WHAT IS ASKED: Review the listing and copy each line that holds the word "object".
─── EXTRACTED INFORMATION ───
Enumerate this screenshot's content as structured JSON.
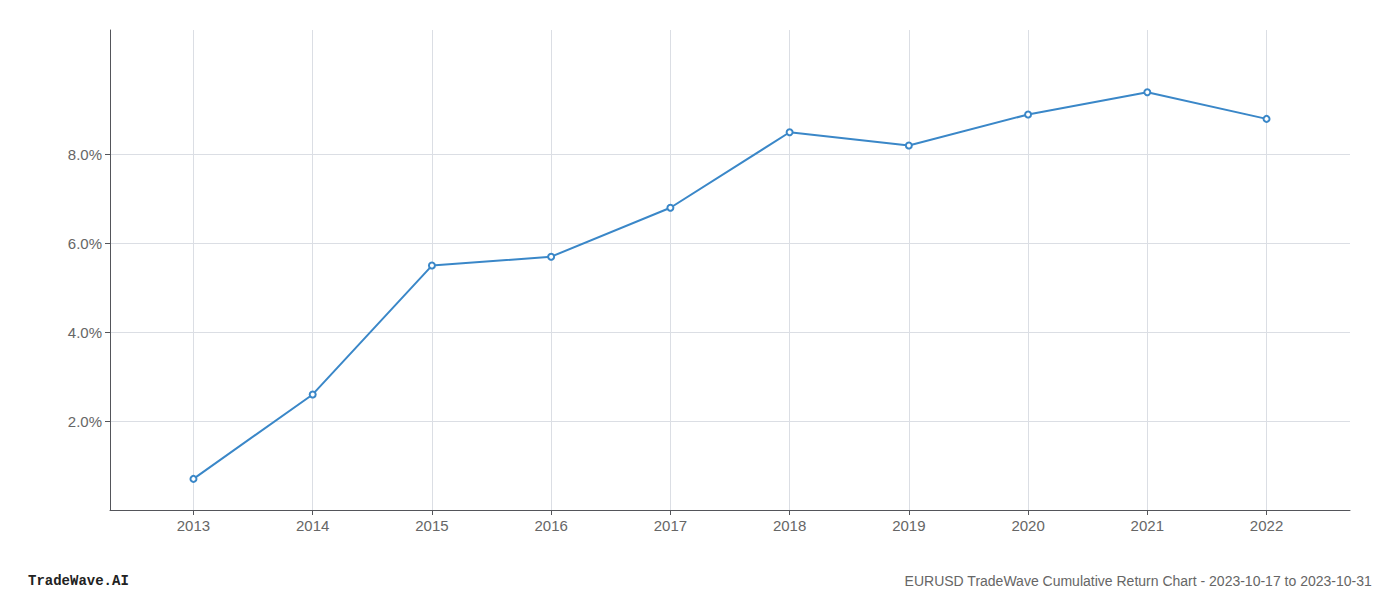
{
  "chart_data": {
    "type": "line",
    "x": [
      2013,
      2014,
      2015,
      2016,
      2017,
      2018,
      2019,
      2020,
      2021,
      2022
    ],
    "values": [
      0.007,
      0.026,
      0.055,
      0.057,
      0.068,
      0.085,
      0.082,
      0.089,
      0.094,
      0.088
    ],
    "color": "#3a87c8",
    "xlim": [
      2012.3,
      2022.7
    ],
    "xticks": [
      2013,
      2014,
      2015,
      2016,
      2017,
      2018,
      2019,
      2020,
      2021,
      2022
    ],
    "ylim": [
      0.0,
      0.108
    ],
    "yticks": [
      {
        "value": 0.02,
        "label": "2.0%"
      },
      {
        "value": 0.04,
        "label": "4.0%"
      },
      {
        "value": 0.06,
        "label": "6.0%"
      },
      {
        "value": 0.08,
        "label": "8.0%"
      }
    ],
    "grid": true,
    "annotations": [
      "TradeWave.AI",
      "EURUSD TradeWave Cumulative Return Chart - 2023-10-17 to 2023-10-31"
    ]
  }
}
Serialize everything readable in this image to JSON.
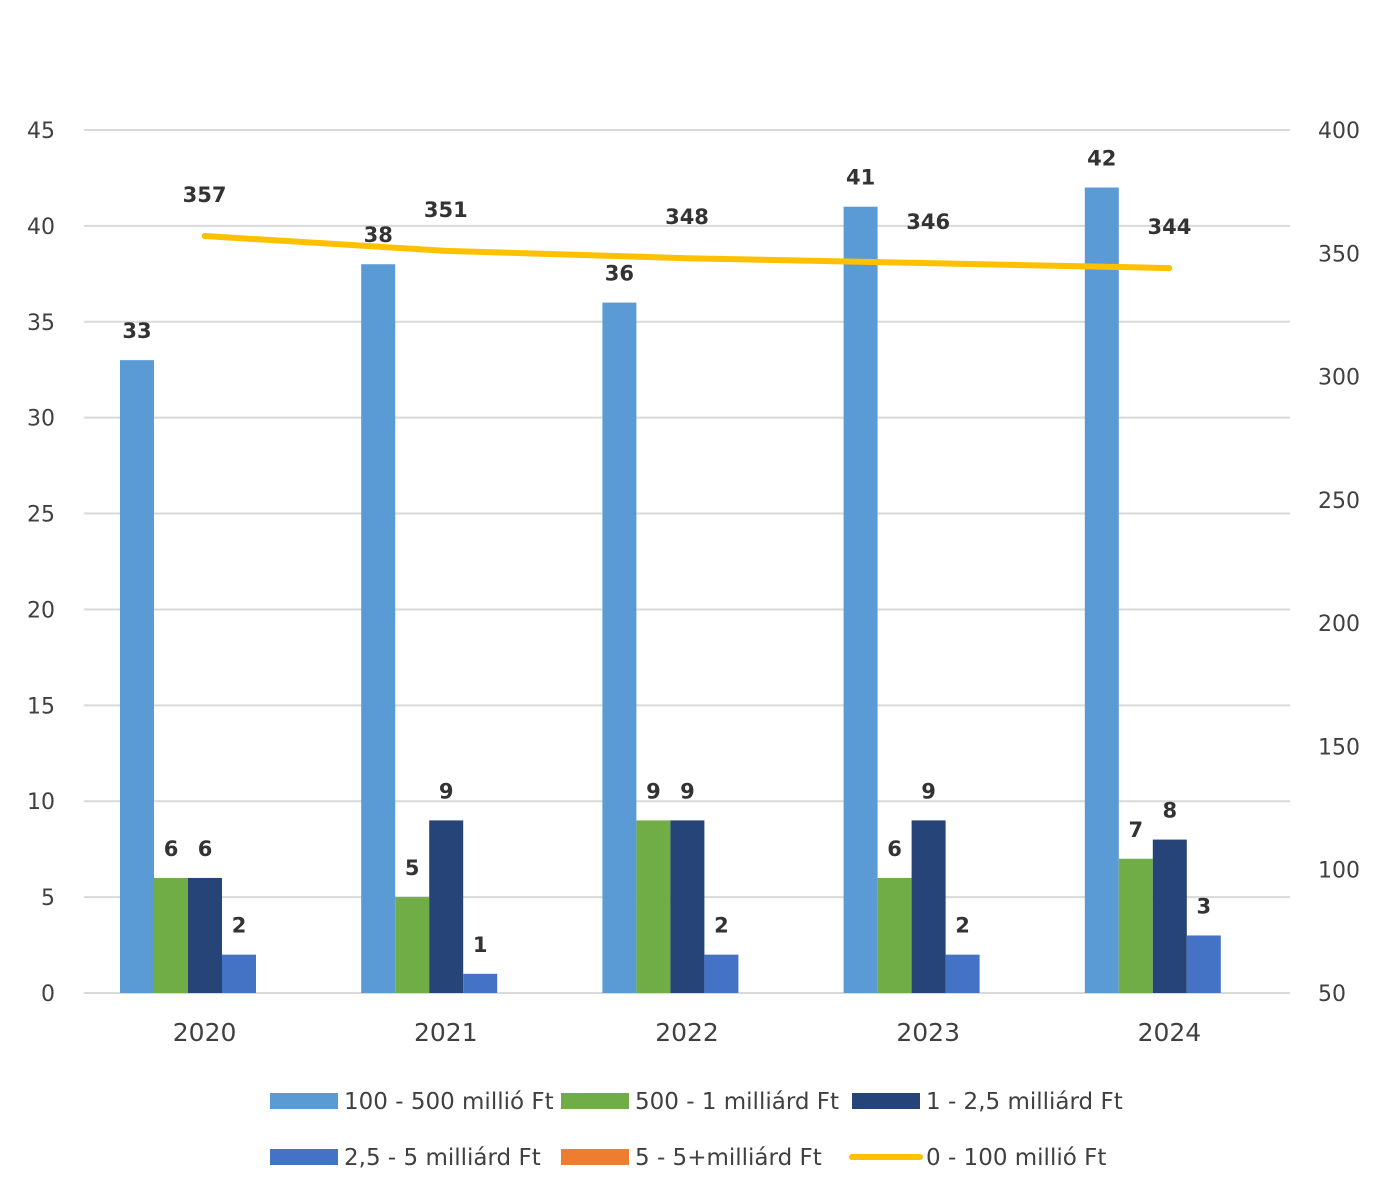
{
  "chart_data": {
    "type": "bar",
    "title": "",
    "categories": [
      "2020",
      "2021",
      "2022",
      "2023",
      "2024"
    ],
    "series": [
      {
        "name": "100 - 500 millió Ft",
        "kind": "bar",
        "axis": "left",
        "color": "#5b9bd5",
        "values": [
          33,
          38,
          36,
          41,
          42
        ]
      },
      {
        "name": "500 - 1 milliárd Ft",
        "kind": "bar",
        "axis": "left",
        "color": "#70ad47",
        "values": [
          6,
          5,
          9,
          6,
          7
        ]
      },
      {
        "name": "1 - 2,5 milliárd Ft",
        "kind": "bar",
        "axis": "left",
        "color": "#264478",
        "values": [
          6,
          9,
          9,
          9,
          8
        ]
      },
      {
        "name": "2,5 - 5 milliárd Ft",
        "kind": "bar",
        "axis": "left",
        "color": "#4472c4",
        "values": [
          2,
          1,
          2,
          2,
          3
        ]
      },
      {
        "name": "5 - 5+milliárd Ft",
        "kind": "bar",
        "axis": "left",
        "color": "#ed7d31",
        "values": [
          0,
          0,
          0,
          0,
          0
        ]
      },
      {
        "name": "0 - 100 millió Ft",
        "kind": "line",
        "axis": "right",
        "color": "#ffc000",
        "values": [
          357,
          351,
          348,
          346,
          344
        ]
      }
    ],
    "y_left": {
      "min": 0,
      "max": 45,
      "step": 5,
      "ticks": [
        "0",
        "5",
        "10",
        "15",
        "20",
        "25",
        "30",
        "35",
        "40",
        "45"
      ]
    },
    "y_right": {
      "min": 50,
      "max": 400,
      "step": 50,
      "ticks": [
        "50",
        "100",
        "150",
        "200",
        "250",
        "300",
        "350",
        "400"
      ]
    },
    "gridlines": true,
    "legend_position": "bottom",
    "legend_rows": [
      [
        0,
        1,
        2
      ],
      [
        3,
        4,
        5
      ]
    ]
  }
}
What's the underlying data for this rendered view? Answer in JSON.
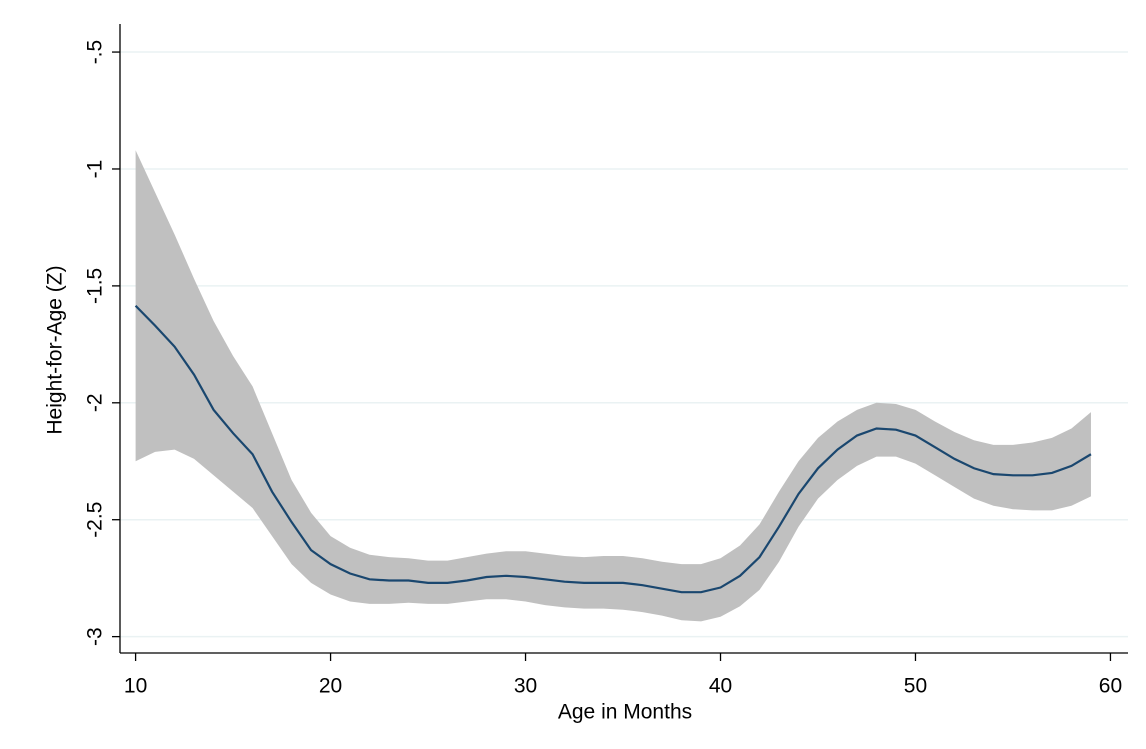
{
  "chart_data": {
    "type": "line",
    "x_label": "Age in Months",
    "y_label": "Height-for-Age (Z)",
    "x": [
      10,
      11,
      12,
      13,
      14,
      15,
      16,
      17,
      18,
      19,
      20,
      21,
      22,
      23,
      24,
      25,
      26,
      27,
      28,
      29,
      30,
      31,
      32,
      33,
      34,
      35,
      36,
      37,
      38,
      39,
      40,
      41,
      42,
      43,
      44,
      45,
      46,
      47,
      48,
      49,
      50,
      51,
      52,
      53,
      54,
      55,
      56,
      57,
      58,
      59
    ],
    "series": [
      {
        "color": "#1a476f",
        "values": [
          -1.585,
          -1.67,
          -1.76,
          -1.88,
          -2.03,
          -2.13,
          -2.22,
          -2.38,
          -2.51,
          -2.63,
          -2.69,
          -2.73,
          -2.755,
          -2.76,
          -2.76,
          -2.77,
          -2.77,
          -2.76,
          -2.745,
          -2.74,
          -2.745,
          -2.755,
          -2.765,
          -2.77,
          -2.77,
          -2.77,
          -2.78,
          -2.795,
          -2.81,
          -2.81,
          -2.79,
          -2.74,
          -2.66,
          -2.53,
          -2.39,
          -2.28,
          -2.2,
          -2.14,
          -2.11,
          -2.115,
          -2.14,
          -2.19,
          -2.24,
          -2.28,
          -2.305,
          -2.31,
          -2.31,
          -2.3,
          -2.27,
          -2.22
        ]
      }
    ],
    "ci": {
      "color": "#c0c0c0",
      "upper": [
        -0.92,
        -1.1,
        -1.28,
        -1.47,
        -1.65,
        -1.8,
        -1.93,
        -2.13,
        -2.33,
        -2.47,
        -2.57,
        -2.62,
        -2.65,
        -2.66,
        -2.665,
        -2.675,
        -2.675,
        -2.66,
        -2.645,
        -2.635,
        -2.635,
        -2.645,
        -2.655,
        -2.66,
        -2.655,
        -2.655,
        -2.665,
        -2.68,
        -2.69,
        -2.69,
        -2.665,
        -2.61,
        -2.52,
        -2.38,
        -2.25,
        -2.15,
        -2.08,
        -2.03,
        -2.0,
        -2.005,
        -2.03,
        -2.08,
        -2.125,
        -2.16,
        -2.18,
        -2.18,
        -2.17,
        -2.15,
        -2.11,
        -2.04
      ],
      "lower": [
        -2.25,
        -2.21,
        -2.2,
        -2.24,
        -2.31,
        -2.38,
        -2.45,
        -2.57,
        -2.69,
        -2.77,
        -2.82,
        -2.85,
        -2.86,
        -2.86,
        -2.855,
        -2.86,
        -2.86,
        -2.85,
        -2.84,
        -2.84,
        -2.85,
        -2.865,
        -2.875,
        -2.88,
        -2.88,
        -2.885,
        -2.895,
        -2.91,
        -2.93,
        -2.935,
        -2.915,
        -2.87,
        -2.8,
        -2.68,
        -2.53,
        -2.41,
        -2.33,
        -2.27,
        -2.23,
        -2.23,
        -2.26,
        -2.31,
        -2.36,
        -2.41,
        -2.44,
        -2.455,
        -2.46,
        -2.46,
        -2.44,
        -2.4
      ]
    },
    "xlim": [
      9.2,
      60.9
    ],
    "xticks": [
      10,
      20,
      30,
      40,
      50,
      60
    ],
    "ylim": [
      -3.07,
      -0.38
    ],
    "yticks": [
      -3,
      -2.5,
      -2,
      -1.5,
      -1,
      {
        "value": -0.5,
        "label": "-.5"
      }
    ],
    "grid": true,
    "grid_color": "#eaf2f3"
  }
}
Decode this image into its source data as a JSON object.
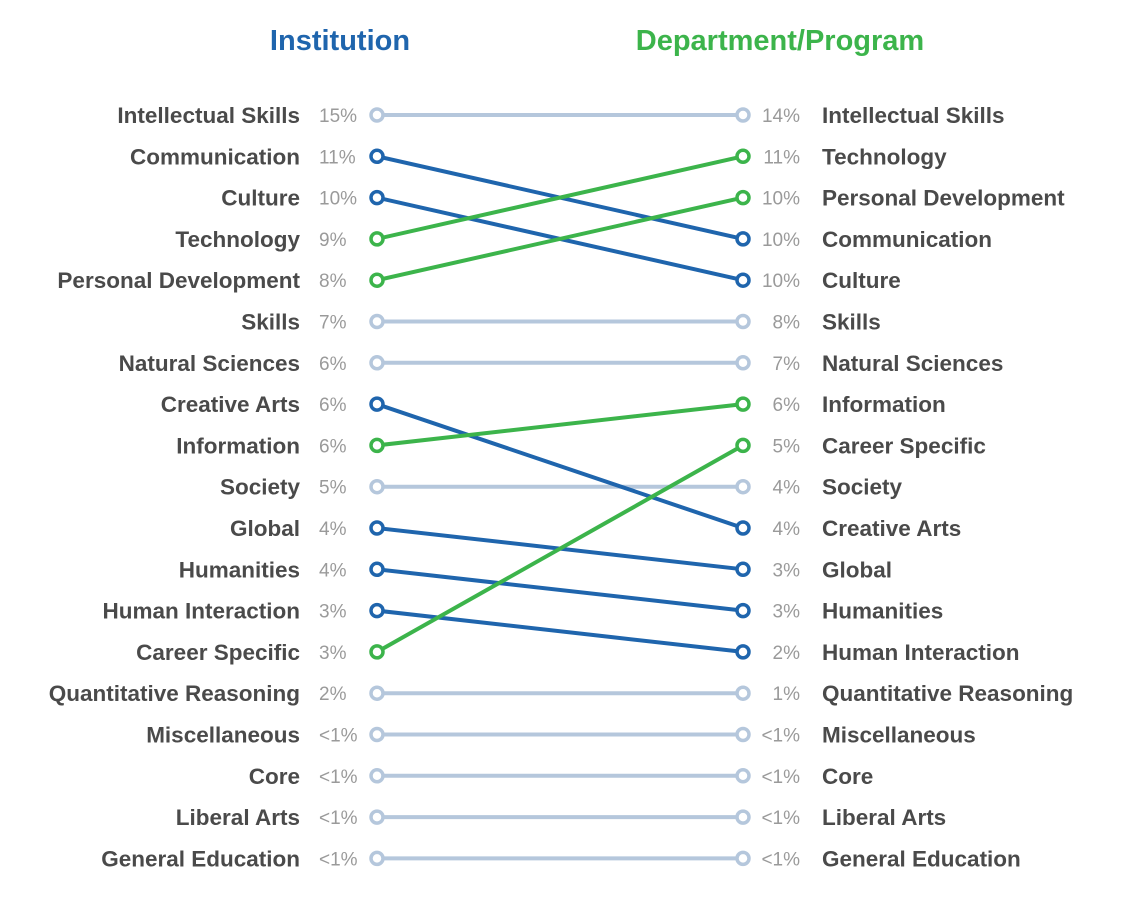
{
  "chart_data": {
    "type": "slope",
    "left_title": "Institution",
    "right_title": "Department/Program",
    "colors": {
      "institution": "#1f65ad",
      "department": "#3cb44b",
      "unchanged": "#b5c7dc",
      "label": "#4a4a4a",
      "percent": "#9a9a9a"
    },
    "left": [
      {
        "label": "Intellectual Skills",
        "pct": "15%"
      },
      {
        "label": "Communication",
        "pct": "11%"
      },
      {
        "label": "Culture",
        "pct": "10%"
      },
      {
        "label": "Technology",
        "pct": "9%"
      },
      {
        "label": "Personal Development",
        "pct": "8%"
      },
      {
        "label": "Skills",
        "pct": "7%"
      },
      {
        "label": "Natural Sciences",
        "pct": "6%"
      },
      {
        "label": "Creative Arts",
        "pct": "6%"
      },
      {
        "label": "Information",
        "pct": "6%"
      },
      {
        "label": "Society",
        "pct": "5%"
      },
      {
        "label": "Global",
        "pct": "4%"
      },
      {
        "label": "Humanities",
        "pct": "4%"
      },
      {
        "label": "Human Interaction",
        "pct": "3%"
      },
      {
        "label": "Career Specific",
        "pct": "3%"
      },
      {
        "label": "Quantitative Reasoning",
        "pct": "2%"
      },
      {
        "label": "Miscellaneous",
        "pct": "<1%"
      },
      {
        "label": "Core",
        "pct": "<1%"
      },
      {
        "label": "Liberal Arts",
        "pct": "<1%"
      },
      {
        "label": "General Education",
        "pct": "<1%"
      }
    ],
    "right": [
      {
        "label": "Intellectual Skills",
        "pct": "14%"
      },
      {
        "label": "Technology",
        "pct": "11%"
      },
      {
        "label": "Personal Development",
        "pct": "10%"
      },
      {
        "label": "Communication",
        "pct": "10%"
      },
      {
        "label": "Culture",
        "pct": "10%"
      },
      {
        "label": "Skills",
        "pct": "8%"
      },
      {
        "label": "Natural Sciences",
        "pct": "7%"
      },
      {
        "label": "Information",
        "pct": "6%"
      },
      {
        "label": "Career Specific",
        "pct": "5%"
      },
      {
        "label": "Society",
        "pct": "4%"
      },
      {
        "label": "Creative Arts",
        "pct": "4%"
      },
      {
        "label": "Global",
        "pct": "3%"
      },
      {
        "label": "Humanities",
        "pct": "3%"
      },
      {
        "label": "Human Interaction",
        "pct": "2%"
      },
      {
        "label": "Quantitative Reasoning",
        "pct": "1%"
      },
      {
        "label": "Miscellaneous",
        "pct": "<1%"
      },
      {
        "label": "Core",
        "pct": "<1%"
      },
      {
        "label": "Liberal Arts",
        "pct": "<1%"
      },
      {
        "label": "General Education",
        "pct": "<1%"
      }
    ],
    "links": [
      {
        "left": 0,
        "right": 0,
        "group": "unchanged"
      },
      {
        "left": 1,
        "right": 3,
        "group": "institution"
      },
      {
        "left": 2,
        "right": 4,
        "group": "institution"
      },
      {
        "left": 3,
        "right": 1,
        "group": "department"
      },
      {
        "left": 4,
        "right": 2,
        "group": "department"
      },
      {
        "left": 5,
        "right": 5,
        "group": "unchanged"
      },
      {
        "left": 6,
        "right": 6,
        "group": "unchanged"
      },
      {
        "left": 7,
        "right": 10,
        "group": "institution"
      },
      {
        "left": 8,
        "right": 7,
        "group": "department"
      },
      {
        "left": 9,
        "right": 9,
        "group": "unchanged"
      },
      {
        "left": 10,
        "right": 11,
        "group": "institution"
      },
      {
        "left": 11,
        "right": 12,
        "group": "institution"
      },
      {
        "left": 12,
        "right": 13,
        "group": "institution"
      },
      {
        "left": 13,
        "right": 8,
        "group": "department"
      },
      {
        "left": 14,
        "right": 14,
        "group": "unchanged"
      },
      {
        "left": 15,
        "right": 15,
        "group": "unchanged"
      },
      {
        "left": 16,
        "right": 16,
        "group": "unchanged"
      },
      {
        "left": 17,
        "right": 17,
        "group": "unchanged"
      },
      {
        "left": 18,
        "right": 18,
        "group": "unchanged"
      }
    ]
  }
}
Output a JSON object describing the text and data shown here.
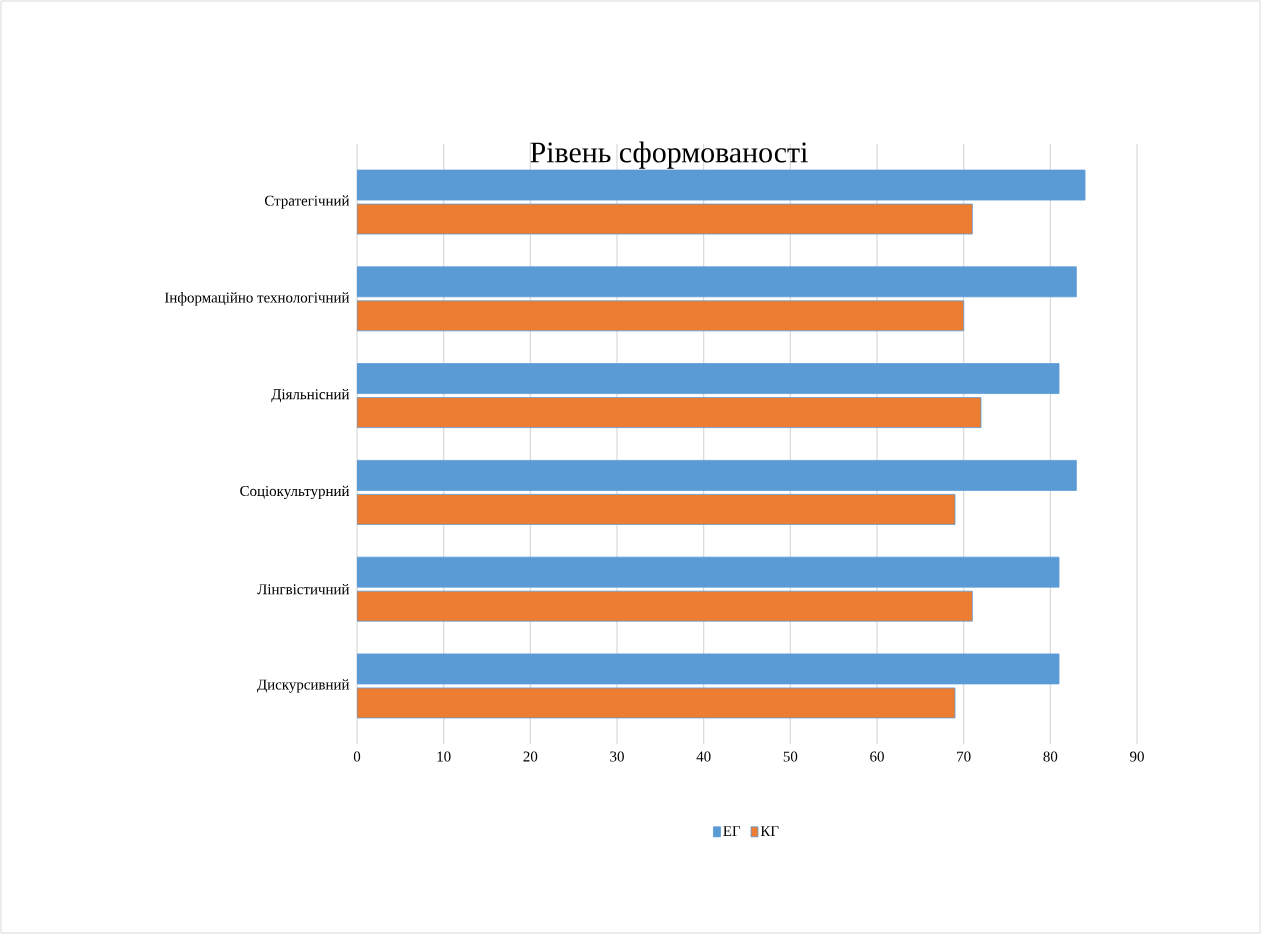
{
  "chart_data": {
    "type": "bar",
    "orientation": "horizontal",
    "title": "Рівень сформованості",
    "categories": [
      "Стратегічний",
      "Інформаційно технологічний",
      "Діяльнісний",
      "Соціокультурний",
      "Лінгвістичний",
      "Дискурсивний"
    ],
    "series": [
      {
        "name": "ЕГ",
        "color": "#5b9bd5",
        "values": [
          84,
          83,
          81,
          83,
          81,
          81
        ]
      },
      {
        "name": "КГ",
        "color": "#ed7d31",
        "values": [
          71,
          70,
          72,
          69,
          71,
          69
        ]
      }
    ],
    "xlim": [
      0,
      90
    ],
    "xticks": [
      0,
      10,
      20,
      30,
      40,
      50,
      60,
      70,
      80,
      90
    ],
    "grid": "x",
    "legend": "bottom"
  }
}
───
RESULT:
Decode this image into its source data as a JSON object.
Output a JSON object describing the text and data shown here.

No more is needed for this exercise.